Dataset items
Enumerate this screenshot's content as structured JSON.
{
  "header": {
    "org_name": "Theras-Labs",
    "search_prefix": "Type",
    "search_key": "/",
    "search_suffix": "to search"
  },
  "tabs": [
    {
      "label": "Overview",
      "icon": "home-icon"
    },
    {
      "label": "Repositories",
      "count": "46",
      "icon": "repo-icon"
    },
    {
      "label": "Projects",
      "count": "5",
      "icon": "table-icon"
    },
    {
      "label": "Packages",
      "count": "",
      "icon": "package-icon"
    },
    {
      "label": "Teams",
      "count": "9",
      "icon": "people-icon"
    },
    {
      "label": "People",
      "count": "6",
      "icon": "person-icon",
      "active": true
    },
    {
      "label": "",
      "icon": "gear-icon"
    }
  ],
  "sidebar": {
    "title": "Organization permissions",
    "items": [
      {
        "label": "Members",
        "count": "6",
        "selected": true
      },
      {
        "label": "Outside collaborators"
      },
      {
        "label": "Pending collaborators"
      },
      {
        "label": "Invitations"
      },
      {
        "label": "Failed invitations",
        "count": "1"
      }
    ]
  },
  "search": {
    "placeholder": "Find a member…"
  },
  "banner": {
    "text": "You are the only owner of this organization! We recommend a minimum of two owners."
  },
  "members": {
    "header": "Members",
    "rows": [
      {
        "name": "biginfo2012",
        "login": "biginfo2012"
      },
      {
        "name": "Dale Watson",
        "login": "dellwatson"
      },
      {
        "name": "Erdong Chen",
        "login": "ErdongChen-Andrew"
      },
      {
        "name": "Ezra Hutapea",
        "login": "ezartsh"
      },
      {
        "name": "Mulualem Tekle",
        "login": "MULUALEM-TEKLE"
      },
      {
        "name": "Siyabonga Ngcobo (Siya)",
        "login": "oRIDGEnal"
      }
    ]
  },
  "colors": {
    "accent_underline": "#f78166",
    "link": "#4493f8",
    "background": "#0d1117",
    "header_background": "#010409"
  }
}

**Stated goal**
Above are the records. Copy every line in them holding "login".

**Answer to the problem**
        "login": "biginfo2012"
        "login": "dellwatson"
        "login": "ErdongChen-Andrew"
        "login": "ezartsh"
        "login": "MULUALEM-TEKLE"
        "login": "oRIDGEnal"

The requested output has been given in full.